Given instruction » Transcribe the records word for word, from the line containing "Patent image size: (1229, 1045)." through the line containing "The robot Z is at (1106, 830).", including both of those lines.

Records shown »

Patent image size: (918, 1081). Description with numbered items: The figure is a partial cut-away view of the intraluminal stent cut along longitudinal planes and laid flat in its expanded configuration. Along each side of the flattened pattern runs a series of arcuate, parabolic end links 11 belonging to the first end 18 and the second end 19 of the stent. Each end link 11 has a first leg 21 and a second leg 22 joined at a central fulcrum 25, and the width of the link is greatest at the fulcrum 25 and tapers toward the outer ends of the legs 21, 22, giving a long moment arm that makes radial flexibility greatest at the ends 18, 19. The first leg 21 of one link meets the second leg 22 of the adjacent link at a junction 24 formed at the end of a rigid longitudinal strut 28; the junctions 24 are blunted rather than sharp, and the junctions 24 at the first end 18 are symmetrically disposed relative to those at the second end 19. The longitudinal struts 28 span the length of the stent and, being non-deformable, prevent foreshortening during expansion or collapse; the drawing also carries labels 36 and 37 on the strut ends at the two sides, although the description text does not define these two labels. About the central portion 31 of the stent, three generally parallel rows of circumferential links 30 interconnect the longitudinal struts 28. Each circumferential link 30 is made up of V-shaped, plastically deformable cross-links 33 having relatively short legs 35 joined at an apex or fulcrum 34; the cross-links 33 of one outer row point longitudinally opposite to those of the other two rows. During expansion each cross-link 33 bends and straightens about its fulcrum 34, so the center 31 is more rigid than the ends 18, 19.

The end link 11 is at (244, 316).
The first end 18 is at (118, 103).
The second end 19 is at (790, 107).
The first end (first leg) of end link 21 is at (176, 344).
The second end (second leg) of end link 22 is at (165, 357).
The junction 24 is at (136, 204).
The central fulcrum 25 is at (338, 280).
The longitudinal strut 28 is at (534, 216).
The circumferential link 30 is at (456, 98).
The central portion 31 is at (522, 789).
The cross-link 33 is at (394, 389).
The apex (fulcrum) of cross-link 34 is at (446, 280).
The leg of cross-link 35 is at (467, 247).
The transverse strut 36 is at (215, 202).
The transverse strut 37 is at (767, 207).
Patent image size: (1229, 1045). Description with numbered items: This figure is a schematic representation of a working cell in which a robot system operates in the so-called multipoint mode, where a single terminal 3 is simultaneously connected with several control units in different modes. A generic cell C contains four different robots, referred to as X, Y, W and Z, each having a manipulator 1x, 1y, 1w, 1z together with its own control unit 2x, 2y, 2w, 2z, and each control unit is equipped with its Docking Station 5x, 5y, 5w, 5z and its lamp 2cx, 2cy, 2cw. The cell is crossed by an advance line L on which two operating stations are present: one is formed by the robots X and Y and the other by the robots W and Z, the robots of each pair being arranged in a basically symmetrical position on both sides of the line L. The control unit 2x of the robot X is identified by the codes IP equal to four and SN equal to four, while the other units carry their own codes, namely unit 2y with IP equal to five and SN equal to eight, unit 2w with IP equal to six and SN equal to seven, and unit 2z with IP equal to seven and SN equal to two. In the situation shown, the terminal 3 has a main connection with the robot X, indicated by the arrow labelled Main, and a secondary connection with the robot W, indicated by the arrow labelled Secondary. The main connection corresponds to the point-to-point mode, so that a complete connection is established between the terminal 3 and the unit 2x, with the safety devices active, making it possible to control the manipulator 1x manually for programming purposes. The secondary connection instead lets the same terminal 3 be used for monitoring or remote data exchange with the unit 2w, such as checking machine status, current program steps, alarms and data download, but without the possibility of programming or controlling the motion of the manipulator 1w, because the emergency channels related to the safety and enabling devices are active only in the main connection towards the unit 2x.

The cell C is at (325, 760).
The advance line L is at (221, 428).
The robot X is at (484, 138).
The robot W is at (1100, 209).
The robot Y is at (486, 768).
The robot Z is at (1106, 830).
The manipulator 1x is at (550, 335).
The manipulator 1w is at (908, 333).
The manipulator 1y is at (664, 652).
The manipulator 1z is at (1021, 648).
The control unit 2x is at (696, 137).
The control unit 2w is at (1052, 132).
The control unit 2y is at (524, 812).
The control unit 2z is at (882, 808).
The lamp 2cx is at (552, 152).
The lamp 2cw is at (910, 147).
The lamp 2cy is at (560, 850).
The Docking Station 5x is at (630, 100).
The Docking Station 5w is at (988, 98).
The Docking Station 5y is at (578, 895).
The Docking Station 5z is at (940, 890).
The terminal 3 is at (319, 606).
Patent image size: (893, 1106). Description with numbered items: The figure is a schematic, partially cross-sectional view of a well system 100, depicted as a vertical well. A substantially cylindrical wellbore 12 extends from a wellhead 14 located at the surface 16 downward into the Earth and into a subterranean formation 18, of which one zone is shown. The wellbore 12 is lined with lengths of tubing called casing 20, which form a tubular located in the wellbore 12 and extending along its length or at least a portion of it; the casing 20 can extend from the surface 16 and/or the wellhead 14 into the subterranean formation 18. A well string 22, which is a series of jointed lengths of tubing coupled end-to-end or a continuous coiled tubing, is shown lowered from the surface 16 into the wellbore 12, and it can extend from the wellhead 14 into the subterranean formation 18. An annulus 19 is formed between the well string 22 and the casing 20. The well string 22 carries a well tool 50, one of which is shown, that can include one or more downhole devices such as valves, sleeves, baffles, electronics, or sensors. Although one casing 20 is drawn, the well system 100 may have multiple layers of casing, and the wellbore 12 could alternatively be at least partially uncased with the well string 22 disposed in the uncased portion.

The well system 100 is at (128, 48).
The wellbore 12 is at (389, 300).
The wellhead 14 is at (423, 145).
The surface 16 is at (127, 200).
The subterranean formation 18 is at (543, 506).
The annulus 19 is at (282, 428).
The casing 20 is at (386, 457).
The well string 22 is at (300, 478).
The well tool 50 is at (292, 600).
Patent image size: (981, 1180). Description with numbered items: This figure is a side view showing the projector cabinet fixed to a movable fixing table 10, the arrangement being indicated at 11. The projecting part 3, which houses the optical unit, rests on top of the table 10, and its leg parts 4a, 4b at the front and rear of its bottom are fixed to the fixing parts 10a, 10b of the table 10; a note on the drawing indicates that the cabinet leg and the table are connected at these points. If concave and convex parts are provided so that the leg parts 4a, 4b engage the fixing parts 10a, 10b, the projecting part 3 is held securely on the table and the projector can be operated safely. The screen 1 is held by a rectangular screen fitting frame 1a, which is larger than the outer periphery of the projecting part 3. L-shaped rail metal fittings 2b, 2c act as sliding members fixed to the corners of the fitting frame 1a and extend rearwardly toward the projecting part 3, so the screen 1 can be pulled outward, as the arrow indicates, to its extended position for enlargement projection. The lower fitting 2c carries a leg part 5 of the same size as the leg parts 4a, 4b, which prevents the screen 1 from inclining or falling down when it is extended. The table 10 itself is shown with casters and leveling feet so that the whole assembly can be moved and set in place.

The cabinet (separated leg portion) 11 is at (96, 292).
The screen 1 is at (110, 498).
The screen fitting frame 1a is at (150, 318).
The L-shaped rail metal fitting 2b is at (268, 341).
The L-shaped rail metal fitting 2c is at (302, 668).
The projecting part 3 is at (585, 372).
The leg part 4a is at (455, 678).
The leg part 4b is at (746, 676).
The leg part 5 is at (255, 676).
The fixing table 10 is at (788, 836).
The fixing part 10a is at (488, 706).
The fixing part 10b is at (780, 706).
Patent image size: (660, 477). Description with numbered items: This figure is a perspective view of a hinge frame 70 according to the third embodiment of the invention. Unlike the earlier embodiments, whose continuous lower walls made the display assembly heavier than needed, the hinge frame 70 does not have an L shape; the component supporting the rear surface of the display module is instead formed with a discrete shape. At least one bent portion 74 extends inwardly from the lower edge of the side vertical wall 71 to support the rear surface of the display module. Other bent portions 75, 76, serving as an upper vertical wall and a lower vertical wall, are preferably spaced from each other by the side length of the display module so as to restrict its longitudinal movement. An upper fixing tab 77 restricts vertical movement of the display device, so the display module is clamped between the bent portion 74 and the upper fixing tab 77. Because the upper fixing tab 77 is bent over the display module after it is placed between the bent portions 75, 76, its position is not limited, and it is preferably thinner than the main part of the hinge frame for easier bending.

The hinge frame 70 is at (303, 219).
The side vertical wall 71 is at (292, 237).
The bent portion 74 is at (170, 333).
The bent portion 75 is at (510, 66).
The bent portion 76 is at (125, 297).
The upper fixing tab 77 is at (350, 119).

Exercise response »
Patent image size: (1229, 1045). Description with numbered items: This figure is a schematic representation of a working cell in which a robot system operates in the so-called multipoint mode, where a single terminal 3 is simultaneously connected with several control units in different modes. A generic cell C contains four different robots, referred to as X, Y, W and Z, each having a manipulator 1x, 1y, 1w, 1z together with its own control unit 2x, 2y, 2w, 2z, and each control unit is equipped with its Docking Station 5x, 5y, 5w, 5z and its lamp 2cx, 2cy, 2cw. The cell is crossed by an advance line L on which two operating stations are present: one is formed by the robots X and Y and the other by the robots W and Z, the robots of each pair being arranged in a basically symmetrical position on both sides of the line L. The control unit 2x of the robot X is identified by the codes IP equal to four and SN equal to four, while the other units carry their own codes, namely unit 2y with IP equal to five and SN equal to eight, unit 2w with IP equal to six and SN equal to seven, and unit 2z with IP equal to seven and SN equal to two. In the situation shown, the terminal 3 has a main connection with the robot X, indicated by the arrow labelled Main, and a secondary connection with the robot W, indicated by the arrow labelled Secondary. The main connection corresponds to the point-to-point mode, so that a complete connection is established between the terminal 3 and the unit 2x, with the safety devices active, making it possible to control the manipulator 1x manually for programming purposes. The secondary connection instead lets the same terminal 3 be used for monitoring or remote data exchange with the unit 2w, such as checking machine status, current program steps, alarms and data download, but without the possibility of programming or controlling the motion of the manipulator 1w, because the emergency channels related to the safety and enabling devices are active only in the main connection towards the unit 2x.

The cell C is at (325, 760).
The advance line L is at (221, 428).
The robot X is at (484, 138).
The robot W is at (1100, 209).
The robot Y is at (486, 768).
The robot Z is at (1106, 830).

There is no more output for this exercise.